§ Exercise details
Which lines below hold the word "reflect"? Report each one.

-------- Working data --------

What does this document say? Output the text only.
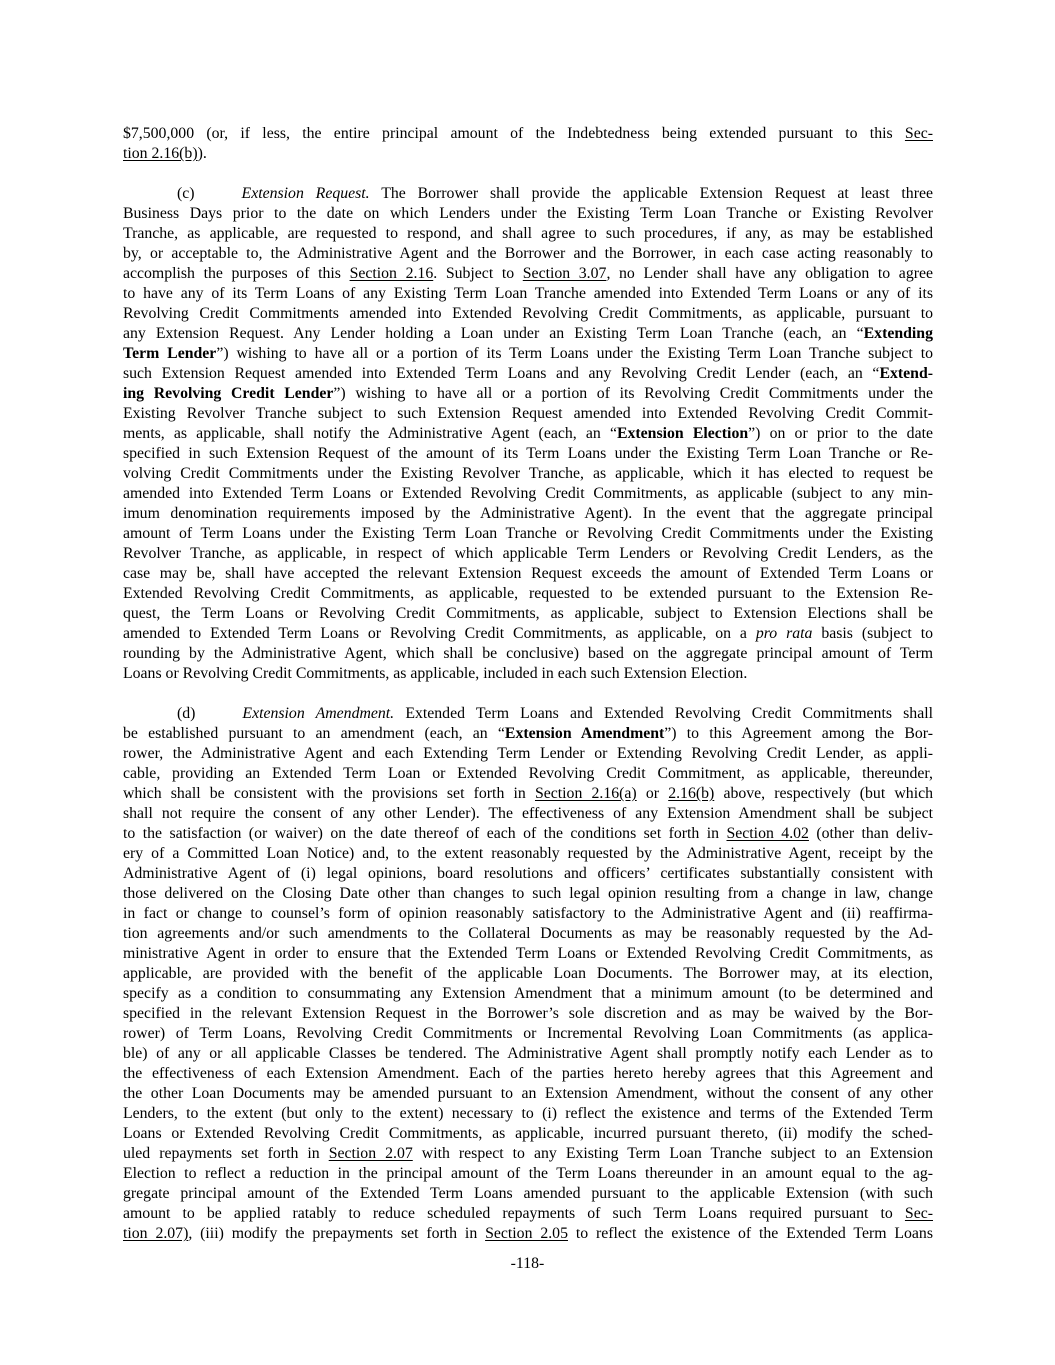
$7,500,000 (or, if less, the entire principal amount of the Indebtedness being extended pursuant to this Sec-
tion 2.16(b)).
(c)	Extension Request. The Borrower shall provide the applicable Extension Request at least three
Business Days prior to the date on which Lenders under the Existing Term Loan Tranche or Existing Revolver
Tranche, as applicable, are requested to respond, and shall agree to such procedures, if any, as may be established
by, or acceptable to, the Administrative Agent and the Borrower and the Borrower, in each case acting reasonably to
accomplish the purposes of this Section 2.16. Subject to Section 3.07, no Lender shall have any obligation to agree
to have any of its Term Loans of any Existing Term Loan Tranche amended into Extended Term Loans or any of its
Revolving Credit Commitments amended into Extended Revolving Credit Commitments, as applicable, pursuant to
any Extension Request. Any Lender holding a Loan under an Existing Term Loan Tranche (each, an “Extending
Term Lender”) wishing to have all or a portion of its Term Loans under the Existing Term Loan Tranche subject to
such Extension Request amended into Extended Term Loans and any Revolving Credit Lender (each, an “Extend-
ing Revolving Credit Lender”) wishing to have all or a portion of its Revolving Credit Commitments under the
Existing Revolver Tranche subject to such Extension Request amended into Extended Revolving Credit Commit-
ments, as applicable, shall notify the Administrative Agent (each, an “Extension Election”) on or prior to the date
specified in such Extension Request of the amount of its Term Loans under the Existing Term Loan Tranche or Re-
volving Credit Commitments under the Existing Revolver Tranche, as applicable, which it has elected to request be
amended into Extended Term Loans or Extended Revolving Credit Commitments, as applicable (subject to any min-
imum denomination requirements imposed by the Administrative Agent). In the event that the aggregate principal
amount of Term Loans under the Existing Term Loan Tranche or Revolving Credit Commitments under the Existing
Revolver Tranche, as applicable, in respect of which applicable Term Lenders or Revolving Credit Lenders, as the
case may be, shall have accepted the relevant Extension Request exceeds the amount of Extended Term Loans or
Extended Revolving Credit Commitments, as applicable, requested to be extended pursuant to the Extension Re-
quest, the Term Loans or Revolving Credit Commitments, as applicable, subject to Extension Elections shall be
amended to Extended Term Loans or Revolving Credit Commitments, as applicable, on a pro rata basis (subject to
rounding by the Administrative Agent, which shall be conclusive) based on the aggregate principal amount of Term
Loans or Revolving Credit Commitments, as applicable, included in each such Extension Election.
(d)	Extension Amendment. Extended Term Loans and Extended Revolving Credit Commitments shall
be established pursuant to an amendment (each, an “Extension Amendment”) to this Agreement among the Bor-
rower, the Administrative Agent and each Extending Term Lender or Extending Revolving Credit Lender, as appli-
cable, providing an Extended Term Loan or Extended Revolving Credit Commitment, as applicable, thereunder,
which shall be consistent with the provisions set forth in Section 2.16(a) or 2.16(b) above, respectively (but which
shall not require the consent of any other Lender). The effectiveness of any Extension Amendment shall be subject
to the satisfaction (or waiver) on the date thereof of each of the conditions set forth in Section 4.02 (other than deliv-
ery of a Committed Loan Notice) and, to the extent reasonably requested by the Administrative Agent, receipt by the
Administrative Agent of (i) legal opinions, board resolutions and officers’ certificates substantially consistent with
those delivered on the Closing Date other than changes to such legal opinion resulting from a change in law, change
in fact or change to counsel’s form of opinion reasonably satisfactory to the Administrative Agent and (ii) reaffirma-
tion agreements and/or such amendments to the Collateral Documents as may be reasonably requested by the Ad-
ministrative Agent in order to ensure that the Extended Term Loans or Extended Revolving Credit Commitments, as
applicable, are provided with the benefit of the applicable Loan Documents. The Borrower may, at its election,
specify as a condition to consummating any Extension Amendment that a minimum amount (to be determined and
specified in the relevant Extension Request in the Borrower’s sole discretion and as may be waived by the Bor-
rower) of Term Loans, Revolving Credit Commitments or Incremental Revolving Loan Commitments (as applica-
ble) of any or all applicable Classes be tendered. The Administrative Agent shall promptly notify each Lender as to
the effectiveness of each Extension Amendment. Each of the parties hereto hereby agrees that this Agreement and
the other Loan Documents may be amended pursuant to an Extension Amendment, without the consent of any other
Lenders, to the extent (but only to the extent) necessary to (i) reflect the existence and terms of the Extended Term
Loans or Extended Revolving Credit Commitments, as applicable, incurred pursuant thereto, (ii) modify the sched-
uled repayments set forth in Section 2.07 with respect to any Existing Term Loan Tranche subject to an Extension
Election to reflect a reduction in the principal amount of the Term Loans thereunder in an amount equal to the ag-
gregate principal amount of the Extended Term Loans amended pursuant to the applicable Extension (with such
amount to be applied ratably to reduce scheduled repayments of such Term Loans required pursuant to Sec-
tion 2.07), (iii) modify the prepayments set forth in Section 2.05 to reflect the existence of the Extended Term Loans
-118-
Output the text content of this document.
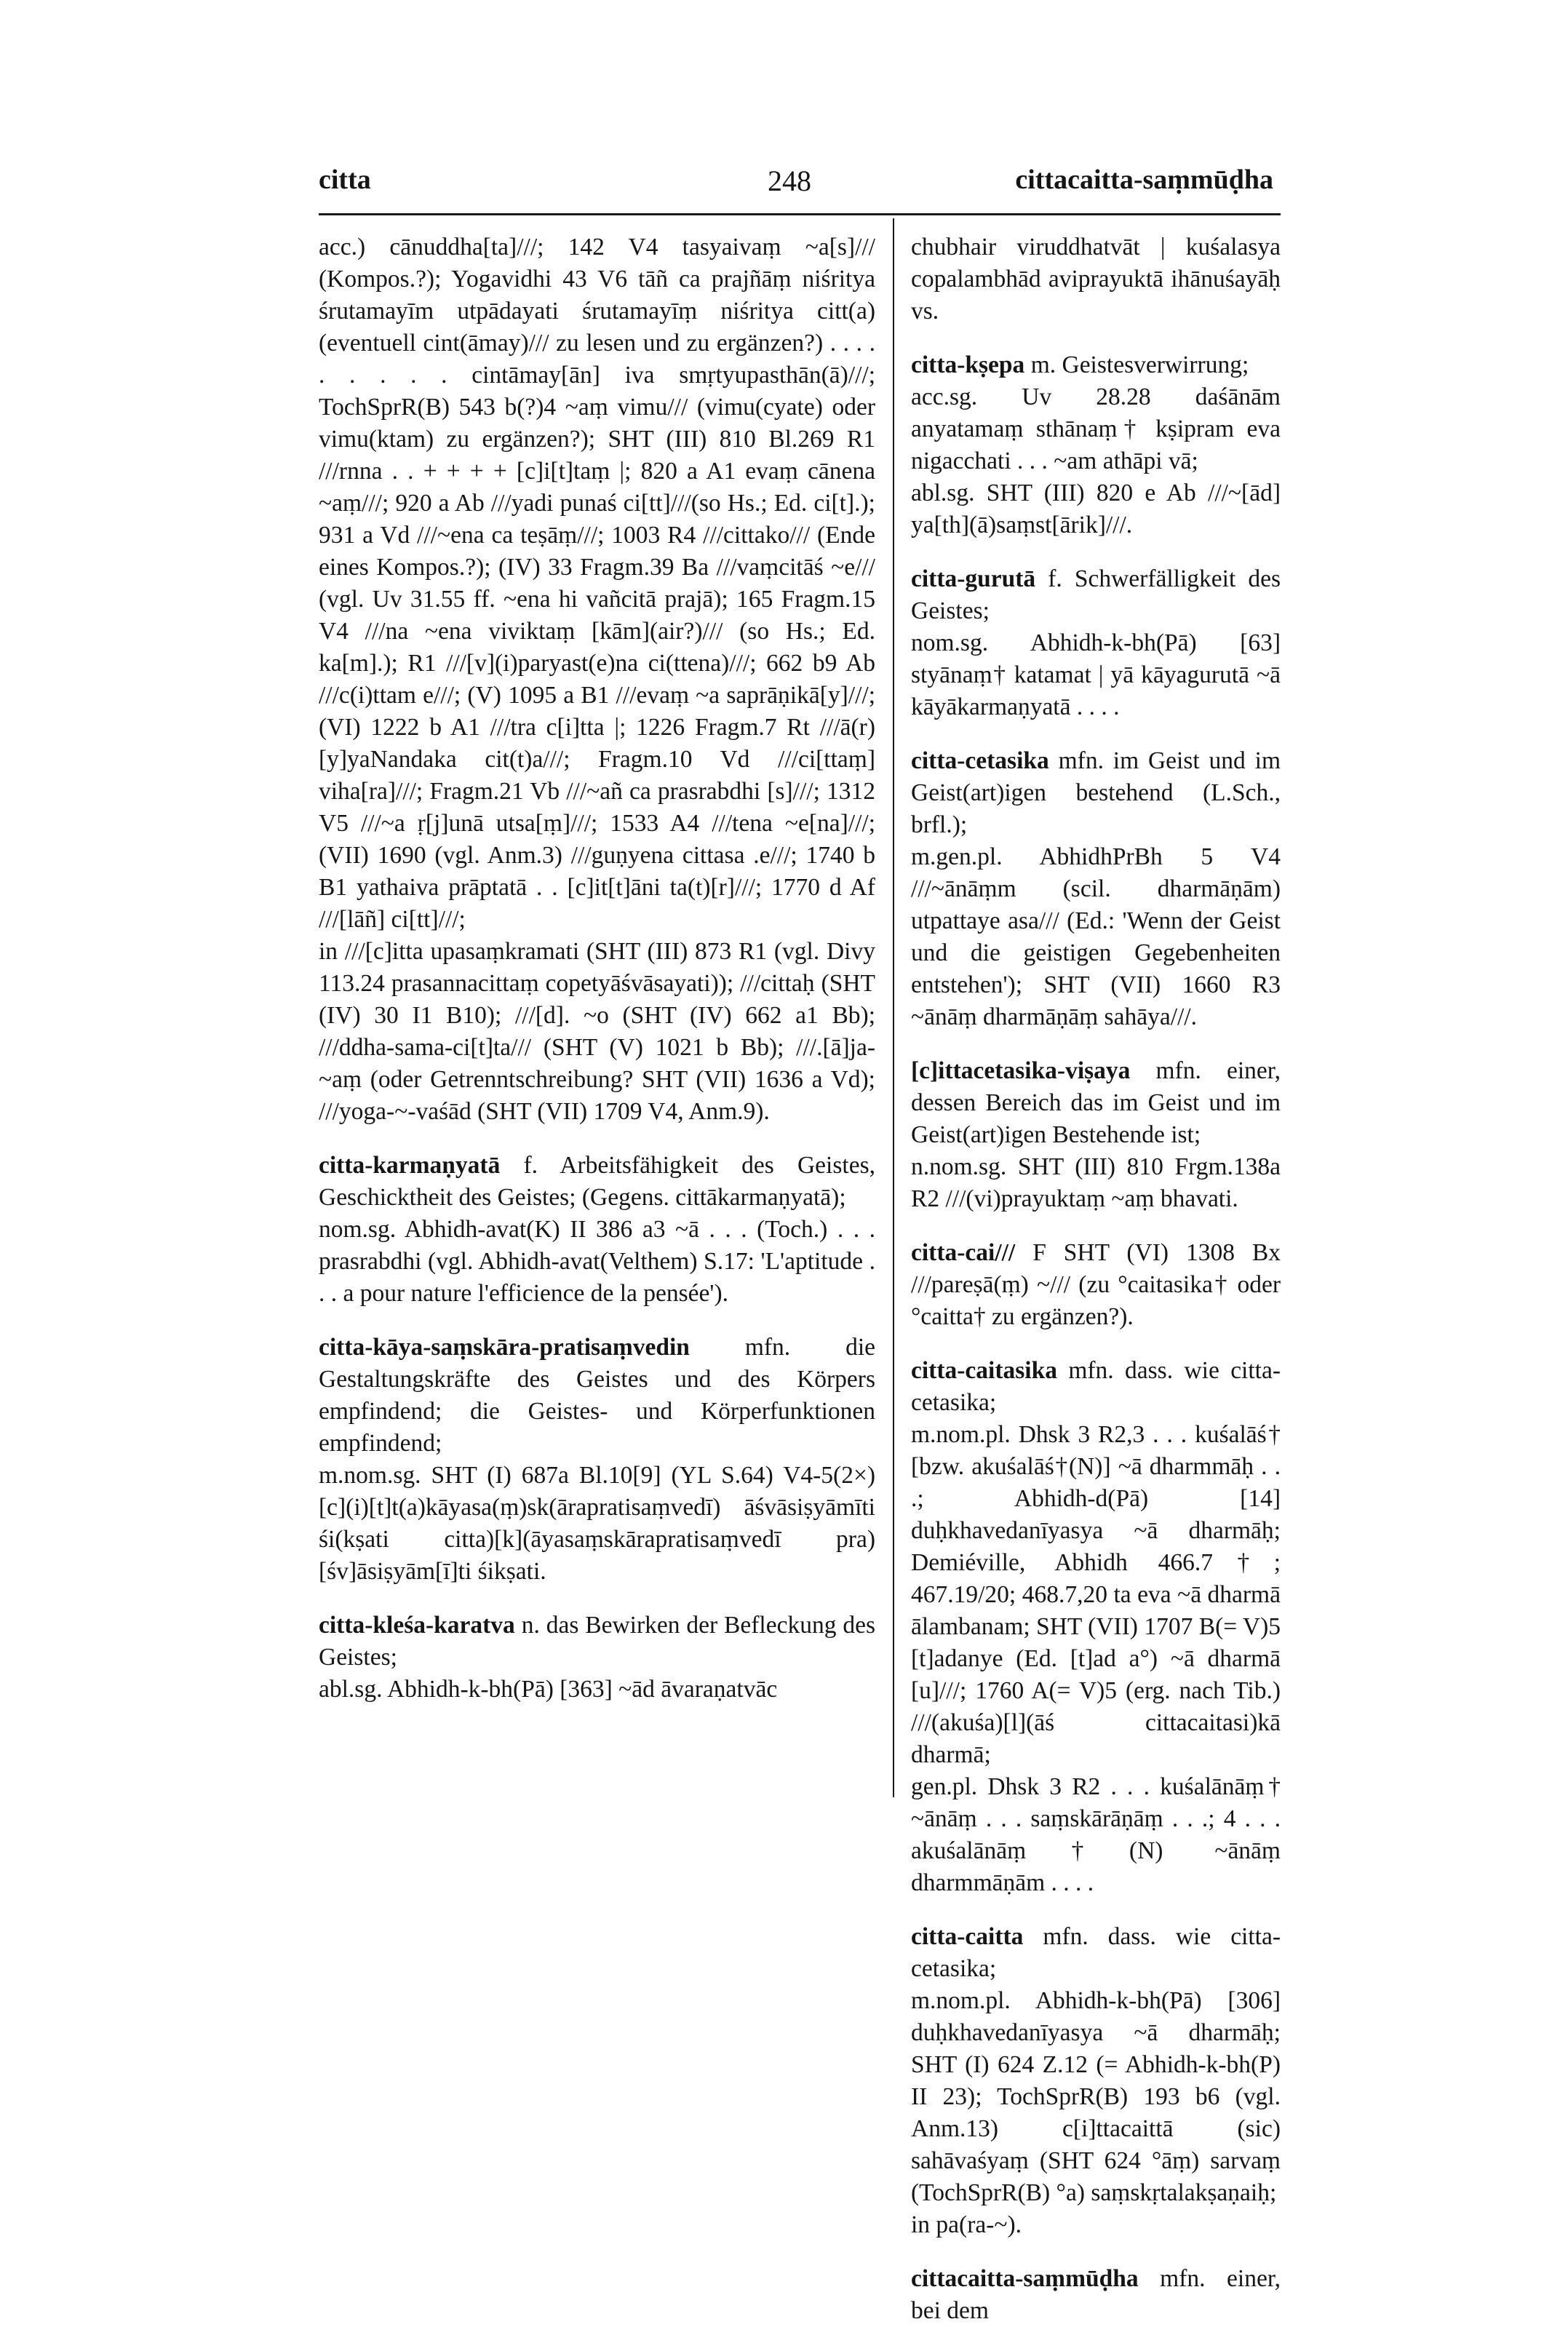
citta	248	cittacaitta-saṃmūḍha

acc.) cānuddha[ta]///; 142 V4 tasyaivaṃ ~a[s]/// (Kompos.?); Yogavidhi 43 V6 tāñ ca prajñāṃ niśritya śrutamayīm utpādayati śrutamayīṃ niśritya citt(a) (eventuell cint(āmay)/// zu lesen und zu ergänzen?) . . . . . . . . . cintāmay[ān] iva smṛtyupasthān(ā)///; TochSprR(B) 543 b(?)4 ~aṃ vimu/// (vimu(cyate) oder vimu(ktam) zu ergänzen?); SHT (III) 810 Bl.269 R1 ///rnna . . + + + + [c]i[t]taṃ |; 820 a A1 evaṃ cānena ~aṃ///; 920 a Ab ///yadi punaś ci[tt]///(so Hs.; Ed. ci[t].); 931 a Vd ///~ena ca teṣāṃ///; 1003 R4 ///cittako/// (Ende eines Kompos.?); (IV) 33 Fragm.39 Ba ///vaṃcitāś ~e/// (vgl. Uv 31.55 ff. ~ena hi vañcitā prajā); 165 Fragm.15 V4 ///na ~ena viviktaṃ [kām](air?)/// (so Hs.; Ed. ka[m].); R1 ///[v](i)paryast(e)na ci(ttena)///; 662 b9 Ab ///c(i)ttam e///; (V) 1095 a B1 ///evaṃ ~a saprāṇikā[y]///; (VI) 1222 b A1 ///tra c[i]tta |; 1226 Fragm.7 Rt ///ā(r)[y]yaNandaka cit(t)a///; Fragm.10 Vd ///ci[ttaṃ] viha[ra]///; Fragm.21 Vb ///~añ ca prasrabdhi [s]///; 1312 V5 ///~a ṛ[j]unā utsa[ṃ]///; 1533 A4 ///tena ~e[na]///; (VII) 1690 (vgl. Anm.3) ///guṇyena cittasa .e///; 1740 b B1 yathaiva prāptatā . . [c]it[t]āni ta(t)[r]///; 1770 d Af ///[lāñ] ci[tt]///;

in ///[c]itta upasaṃkramati (SHT (III) 873 R1 (vgl. Divy 113.24 prasannacittaṃ copetyāśvāsayati)); ///cittaḥ (SHT (IV) 30 I1 B10); ///[d]. ~o (SHT (IV) 662 a1 Bb); ///ddha-sama-ci[t]ta/// (SHT (V) 1021 b Bb); ///.[ā]ja-~aṃ (oder Getrenntschreibung? SHT (VII) 1636 a Vd); ///yoga-~-vaśād (SHT (VII) 1709 V4, Anm.9).

citta-karmaṇyatā f. Arbeitsfähigkeit des Geistes, Geschicktheit des Geistes; (Gegens. cittākarmaṇyatā);

nom.sg. Abhidh-avat(K) II 386 a3 ~ā . . . (Toch.) . . . prasrabdhi (vgl. Abhidh-avat(Velthem) S.17: 'L'aptitude . . . a pour nature l'efficience de la pensée').

citta-kāya-saṃskāra-pratisaṃvedin mfn. die Gestaltungskräfte des Geistes und des Körpers empfindend; die Geistes- und Körperfunktionen empfindend;

m.nom.sg. SHT (I) 687a Bl.10[9] (YL S.64) V4-5(2×) [c](i)[t]t(a)kāyasa(ṃ)sk(ārapratisaṃvedī) āśvāsiṣyāmīti śi(kṣati citta)[k](āyasaṃskārapratisaṃvedī pra)[śv]āsiṣyām[ī]ti śikṣati.

citta-kleśa-karatva n. das Bewirken der Befleckung des Geistes;

abl.sg. Abhidh-k-bh(Pā) [363] ~ād āvaraṇatvāc

chubhair viruddhatvāt | kuśalasya copalambhād aviprayuktā ihānuśayāḥ vs.

citta-kṣepa m. Geistesverwirrung;

acc.sg. Uv 28.28 daśānām anyatamaṃ sthānaṃ† kṣipram eva nigacchati . . . ~am athāpi vā;

abl.sg. SHT (III) 820 e Ab ///~[ād] ya[th](ā)saṃst[ārik]///.

citta-gurutā f. Schwerfälligkeit des Geistes;

nom.sg. Abhidh-k-bh(Pā) [63] styānaṃ† katamat | yā kāyagurutā ~ā kāyākarmaṇyatā . . . .

citta-cetasika mfn. im Geist und im Geist(art)igen bestehend (L.Sch., brfl.);

m.gen.pl. AbhidhPrBh 5 V4 ///~ānāṃm (scil. dharmāṇām) utpattaye asa/// (Ed.: 'Wenn der Geist und die geistigen Gegebenheiten entstehen'); SHT (VII) 1660 R3 ~ānāṃ dharmāṇāṃ sahāya///.

[c]ittacetasika-viṣaya mfn. einer, dessen Bereich das im Geist und im Geist(art)igen Bestehende ist;

n.nom.sg. SHT (III) 810 Frgm.138a R2 ///(vi)prayuktaṃ ~aṃ bhavati.

citta-cai/// F SHT (VI) 1308 Bx ///pareṣā(ṃ) ~/// (zu °caitasika† oder °caitta† zu ergänzen?).

citta-caitasika mfn. dass. wie citta-cetasika;

m.nom.pl. Dhsk 3 R2,3 . . . kuśalāś† [bzw. akuśalāś†(N)] ~ā dharmmāḥ . . .; Abhidh-d(Pā) [14] duḥkhavedanīyasya ~ā dharmāḥ; Demiéville, Abhidh 466.7†; 467.19/20; 468.7,20 ta eva ~ā dharmā ālambanam; SHT (VII) 1707 B(= V)5 [t]adanye (Ed. [t]ad a°) ~ā dharmā [u]///; 1760 A(= V)5 (erg. nach Tib.) ///(akuśa)[l](āś cittacaitasi)kā dharmā;

gen.pl. Dhsk 3 R2 . . . kuśalānāṃ† ~ānāṃ . . . saṃskārāṇāṃ . . .; 4 . . . akuśalānāṃ†(N) ~ānāṃ dharmmāṇām . . . .

citta-caitta mfn. dass. wie citta-cetasika;

m.nom.pl. Abhidh-k-bh(Pā) [306] duḥkhavedanīyasya ~ā dharmāḥ; SHT (I) 624 Z.12 (= Abhidh-k-bh(P) II 23); TochSprR(B) 193 b6 (vgl. Anm.13) c[i]ttacaittā (sic) sahāvaśyaṃ (SHT 624 °āṃ) sarvaṃ (TochSprR(B) °a) saṃskṛtalakṣaṇaiḥ;

in pa(ra-~).

cittacaitta-saṃmūḍha mfn. einer, bei dem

--------

§ Answer
Lenders, to the extent (but only to the extent) necessary to (i) reflect the existence and terms of the Extended Term
Election to reflect a reduction in the principal amount of the Term Loans thereunder in an amount equal to the ag-
tion 2.07), (iii) modify the prepayments set forth in Section 2.05 to reflect the existence of the Extended Term Loans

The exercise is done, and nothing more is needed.